#### Available data

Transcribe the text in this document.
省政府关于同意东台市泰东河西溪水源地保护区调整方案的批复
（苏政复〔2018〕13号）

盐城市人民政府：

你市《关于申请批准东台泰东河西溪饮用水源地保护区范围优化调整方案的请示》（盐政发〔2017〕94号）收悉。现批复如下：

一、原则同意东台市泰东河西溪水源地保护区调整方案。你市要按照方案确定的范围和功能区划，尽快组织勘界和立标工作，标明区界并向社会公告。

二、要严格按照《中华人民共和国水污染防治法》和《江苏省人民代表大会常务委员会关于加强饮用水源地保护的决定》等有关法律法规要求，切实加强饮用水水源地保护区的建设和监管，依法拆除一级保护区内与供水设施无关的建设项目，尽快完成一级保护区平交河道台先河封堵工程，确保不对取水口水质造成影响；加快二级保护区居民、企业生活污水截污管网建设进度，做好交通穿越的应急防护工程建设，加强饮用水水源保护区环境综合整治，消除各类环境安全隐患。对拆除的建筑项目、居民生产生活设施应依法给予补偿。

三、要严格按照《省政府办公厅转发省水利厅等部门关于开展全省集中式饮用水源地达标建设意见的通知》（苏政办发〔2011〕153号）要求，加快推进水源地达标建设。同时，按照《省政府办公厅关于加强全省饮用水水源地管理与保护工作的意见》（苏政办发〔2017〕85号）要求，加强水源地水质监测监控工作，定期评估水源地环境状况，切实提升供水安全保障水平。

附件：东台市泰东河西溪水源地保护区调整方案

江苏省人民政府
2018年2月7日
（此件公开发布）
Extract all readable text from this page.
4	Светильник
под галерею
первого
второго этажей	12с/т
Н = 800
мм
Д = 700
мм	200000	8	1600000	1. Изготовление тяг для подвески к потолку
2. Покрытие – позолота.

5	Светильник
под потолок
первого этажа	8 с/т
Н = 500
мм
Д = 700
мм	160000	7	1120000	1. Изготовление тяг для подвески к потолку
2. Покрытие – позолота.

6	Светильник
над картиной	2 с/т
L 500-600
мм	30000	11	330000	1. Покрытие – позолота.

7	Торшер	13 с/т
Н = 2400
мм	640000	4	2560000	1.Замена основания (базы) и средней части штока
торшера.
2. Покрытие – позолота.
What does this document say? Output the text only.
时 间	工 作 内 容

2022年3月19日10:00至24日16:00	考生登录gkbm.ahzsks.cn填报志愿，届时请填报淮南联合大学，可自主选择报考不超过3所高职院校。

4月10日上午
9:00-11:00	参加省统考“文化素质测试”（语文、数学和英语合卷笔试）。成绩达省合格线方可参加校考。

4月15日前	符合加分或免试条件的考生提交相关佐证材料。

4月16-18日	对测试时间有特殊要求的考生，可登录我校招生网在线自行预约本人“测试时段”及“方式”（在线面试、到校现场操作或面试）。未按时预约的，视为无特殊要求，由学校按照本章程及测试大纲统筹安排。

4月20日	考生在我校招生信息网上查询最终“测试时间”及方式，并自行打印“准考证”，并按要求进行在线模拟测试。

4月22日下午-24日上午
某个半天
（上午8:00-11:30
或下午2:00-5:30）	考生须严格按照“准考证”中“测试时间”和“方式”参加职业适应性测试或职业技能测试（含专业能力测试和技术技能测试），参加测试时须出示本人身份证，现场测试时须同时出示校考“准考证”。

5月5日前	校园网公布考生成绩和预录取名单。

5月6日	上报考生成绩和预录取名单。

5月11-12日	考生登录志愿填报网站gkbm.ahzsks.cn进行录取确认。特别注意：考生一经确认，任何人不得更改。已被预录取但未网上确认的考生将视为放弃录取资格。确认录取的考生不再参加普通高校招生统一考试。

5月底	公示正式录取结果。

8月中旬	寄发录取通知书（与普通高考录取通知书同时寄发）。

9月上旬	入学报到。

########

**Written task:** Retype the listing exactly, in full.

**Task response:**
Transcribe the text in this document.
省政府关于同意东台市泰东河西溪水源地保护区调整方案的批复
（苏政复〔2018〕13号）

盐城市人民政府：

你市《关于申请批准东台泰东河西溪饮用水源地保护区范围优化调整方案的请示》（盐政发〔2017〕94号）收悉。现批复如下：

一、原则同意东台市泰东河西溪水源地保护区调整方案。你市要按照方案确定的范围和功能区划，尽快组织勘界和立标工作，标明区界并向社会公告。

二、要严格按照《中华人民共和国水污染防治法》和《江苏省人民代表大会常务委员会关于加强饮用水源地保护的决定》等有关法律法规要求，切实加强饮用水水源地保护区的建设和监管，依法拆除一级保护区内与供水设施无关的建设项目，尽快完成一级保护区平交河道台先河封堵工程，确保不对取水口水质造成影响；加快二级保护区居民、企业生活污水截污管网建设进度，做好交通穿越的应急防护工程建设，加强饮用水水源保护区环境综合整治，消除各类环境安全隐患。对拆除的建筑项目、居民生产生活设施应依法给予补偿。

三、要严格按照《省政府办公厅转发省水利厅等部门关于开展全省集中式饮用水源地达标建设意见的通知》（苏政办发〔2011〕153号）要求，加快推进水源地达标建设。同时，按照《省政府办公厅关于加强全省饮用水水源地管理与保护工作的意见》（苏政办发〔2017〕85号）要求，加强水源地水质监测监控工作，定期评估水源地环境状况，切实提升供水安全保障水平。

附件：东台市泰东河西溪水源地保护区调整方案

江苏省人民政府
2018年2月7日
（此件公开发布）
Extract all readable text from this page.
4	Светильник
под галерею
первого
второго этажей	12с/т
Н = 800
мм
Д = 700
мм	200000	8	1600000	1. Изготовление тяг для подвески к потолку
2. Покрытие – позолота.

5	Светильник
под потолок
первого этажа	8 с/т
Н = 500
мм
Д = 700
мм	160000	7	1120000	1. Изготовление тяг для подвески к потолку
2. Покрытие – позолота.

6	Светильник
над картиной	2 с/т
L 500-600
мм	30000	11	330000	1. Покрытие – позолота.

7	Торшер	13 с/т
Н = 2400
мм	640000	4	2560000	1.Замена основания (базы) и средней части штока
торшера.
2. Покрытие – позолота.
What does this document say? Output the text only.
时 间	工 作 内 容

2022年3月19日10:00至24日16:00	考生登录gkbm.ahzsks.cn填报志愿，届时请填报淮南联合大学，可自主选择报考不超过3所高职院校。

4月10日上午
9:00-11:00	参加省统考“文化素质测试”（语文、数学和英语合卷笔试）。成绩达省合格线方可参加校考。

4月15日前	符合加分或免试条件的考生提交相关佐证材料。

4月16-18日	对测试时间有特殊要求的考生，可登录我校招生网在线自行预约本人“测试时段”及“方式”（在线面试、到校现场操作或面试）。未按时预约的，视为无特殊要求，由学校按照本章程及测试大纲统筹安排。

4月20日	考生在我校招生信息网上查询最终“测试时间”及方式，并自行打印“准考证”，并按要求进行在线模拟测试。

4月22日下午-24日上午
某个半天
（上午8:00-11:30
或下午2:00-5:30）	考生须严格按照“准考证”中“测试时间”和“方式”参加职业适应性测试或职业技能测试（含专业能力测试和技术技能测试），参加测试时须出示本人身份证，现场测试时须同时出示校考“准考证”。

5月5日前	校园网公布考生成绩和预录取名单。

5月6日	上报考生成绩和预录取名单。

5月11-12日	考生登录志愿填报网站gkbm.ahzsks.cn进行录取确认。特别注意：考生一经确认，任何人不得更改。已被预录取但未网上确认的考生将视为放弃录取资格。确认录取的考生不再参加普通高校招生统一考试。

5月底	公示正式录取结果。

8月中旬	寄发录取通知书（与普通高考录取通知书同时寄发）。

9月上旬	入学报到。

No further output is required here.